WHAT YOU ARE ASKED TO DO: Retype each record below word for word. Leave the pictures out.

--- Begin RECORDS TO USE ---

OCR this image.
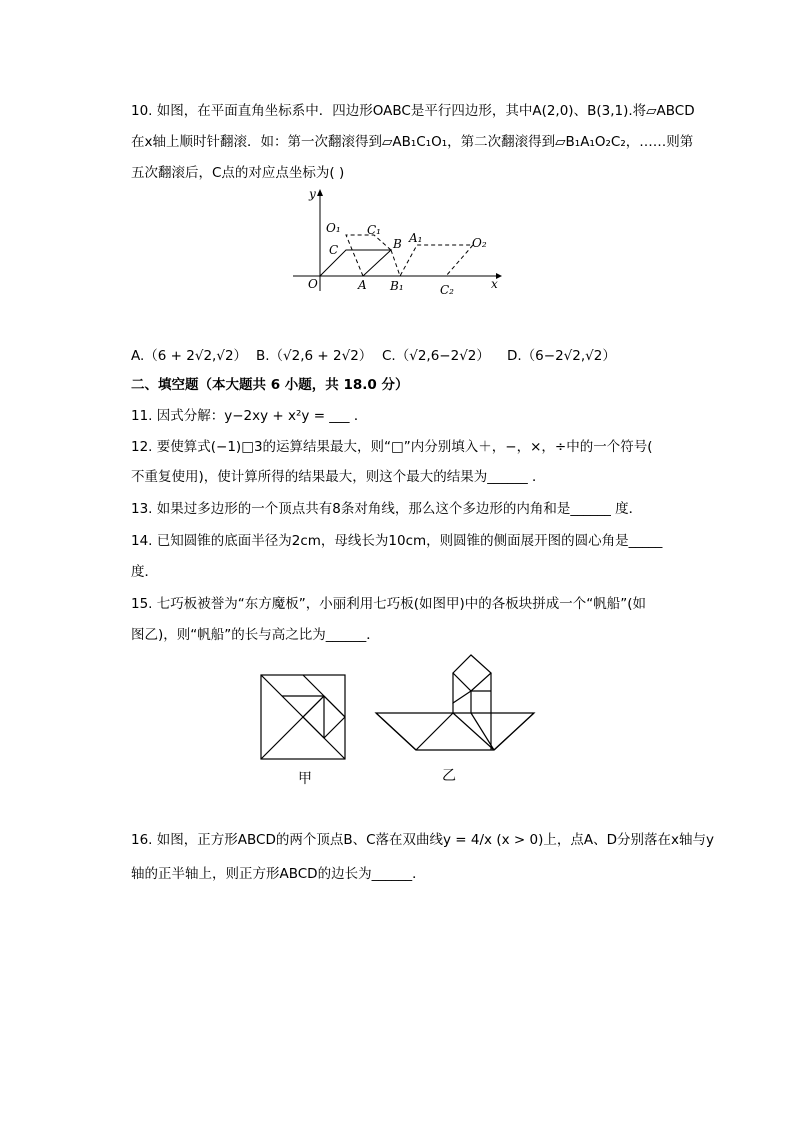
10. 如图，在平面直角坐标系中．四边形OABC是平行四边形，其中A(2,0)、B(3,1).将▱ABCD
在x轴上顺时针翻滚．如：第一次翻滚得到▱AB₁C₁O₁，第二次翻滚得到▱B₁A₁O₂C₂，……则第
五次翻滚后，C点的对应点坐标为( )
y
x
O	A
B
C
O₁ C₁
A₁
B₁
O₂
C₂
A.（6 + 2√2,√2） B.（√2,6 + 2√2） C.（√2,6−2√2） D.（6−2√2,√2）
二、填空题（本大题共 6 小题，共 18.0 分）
11. 因式分解：y−2xy + x²y = ___ ．
12. 要使算式(−1)□3的运算结果最大，则“□”内分别填入＋，−，×，÷中的一个符号(
不重复使用)，使计算所得的结果最大，则这个最大的结果为______ ．
13. 如果过多边形的一个顶点共有8条对角线，那么这个多边形的内角和是______ 度．
14. 已知圆锥的底面半径为2cm，母线长为10cm，则圆锥的侧面展开图的圆心角是_____
度．
15. 七巧板被誉为“东方魔板”，小丽利用七巧板(如图甲)中的各板块拼成一个“帆船”(如
图乙)，则“帆船”的长与高之比为______．
甲	乙
16. 如图，正方形ABCD的两个顶点B、C落在双曲线y = 4/x (x > 0)上，点A、D分别落在x轴与y
轴的正半轴上，则正方形ABCD的边长为______．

--- End RECORDS TO USE ---

SOLUTION:
OCR this image.
10. 如图，在平面直角坐标系中．四边形OABC是平行四边形，其中A(2,0)、B(3,1).将▱ABCD
在x轴上顺时针翻滚．如：第一次翻滚得到▱AB₁C₁O₁，第二次翻滚得到▱B₁A₁O₂C₂，……则第
五次翻滚后，C点的对应点坐标为( )
y
x
O	A
B
C
O₁ C₁
A₁
B₁
O₂
C₂
A.（6 + 2√2,√2） B.（√2,6 + 2√2） C.（√2,6−2√2） D.（6−2√2,√2）
二、填空题（本大题共 6 小题，共 18.0 分）
11. 因式分解：y−2xy + x²y = ___ ．
12. 要使算式(−1)□3的运算结果最大，则“□”内分别填入＋，−，×，÷中的一个符号(
不重复使用)，使计算所得的结果最大，则这个最大的结果为______ ．
13. 如果过多边形的一个顶点共有8条对角线，那么这个多边形的内角和是______ 度．
14. 已知圆锥的底面半径为2cm，母线长为10cm，则圆锥的侧面展开图的圆心角是_____
度．
15. 七巧板被誉为“东方魔板”，小丽利用七巧板(如图甲)中的各板块拼成一个“帆船”(如
图乙)，则“帆船”的长与高之比为______．
甲	乙
16. 如图，正方形ABCD的两个顶点B、C落在双曲线y = 4/x (x > 0)上，点A、D分别落在x轴与y
轴的正半轴上，则正方形ABCD的边长为______．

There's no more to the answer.